Exercise>
All records are to be retyped faithfully and completely.

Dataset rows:
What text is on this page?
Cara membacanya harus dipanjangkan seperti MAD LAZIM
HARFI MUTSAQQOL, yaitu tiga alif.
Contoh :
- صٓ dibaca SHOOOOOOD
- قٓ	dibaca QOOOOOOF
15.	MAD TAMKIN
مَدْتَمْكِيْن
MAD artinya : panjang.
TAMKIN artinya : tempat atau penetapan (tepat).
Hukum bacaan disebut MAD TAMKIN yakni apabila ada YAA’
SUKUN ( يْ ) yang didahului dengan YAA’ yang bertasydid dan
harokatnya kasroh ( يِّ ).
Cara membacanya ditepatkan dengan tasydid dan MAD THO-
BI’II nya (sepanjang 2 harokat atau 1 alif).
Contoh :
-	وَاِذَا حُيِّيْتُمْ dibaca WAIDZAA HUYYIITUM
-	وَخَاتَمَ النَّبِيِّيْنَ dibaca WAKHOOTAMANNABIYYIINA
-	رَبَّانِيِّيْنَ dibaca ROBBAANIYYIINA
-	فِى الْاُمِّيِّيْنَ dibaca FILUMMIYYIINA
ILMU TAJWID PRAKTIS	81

Response to the task>
What text is on this page?
Cara membacanya harus dipanjangkan seperti MAD LAZIM
HARFI MUTSAQQOL, yaitu tiga alif.
Contoh :
- صٓ dibaca SHOOOOOOD
- قٓ	dibaca QOOOOOOF
15.	MAD TAMKIN
مَدْتَمْكِيْن
MAD artinya : panjang.
TAMKIN artinya : tempat atau penetapan (tepat).
Hukum bacaan disebut MAD TAMKIN yakni apabila ada YAA’
SUKUN ( يْ ) yang didahului dengan YAA’ yang bertasydid dan
harokatnya kasroh ( يِّ ).
Cara membacanya ditepatkan dengan tasydid dan MAD THO-
BI’II nya (sepanjang 2 harokat atau 1 alif).
Contoh :
-	وَاِذَا حُيِّيْتُمْ dibaca WAIDZAA HUYYIITUM
-	وَخَاتَمَ النَّبِيِّيْنَ dibaca WAKHOOTAMANNABIYYIINA
-	رَبَّانِيِّيْنَ dibaca ROBBAANIYYIINA
-	فِى الْاُمِّيِّيْنَ dibaca FILUMMIYYIINA
ILMU TAJWID PRAKTIS	81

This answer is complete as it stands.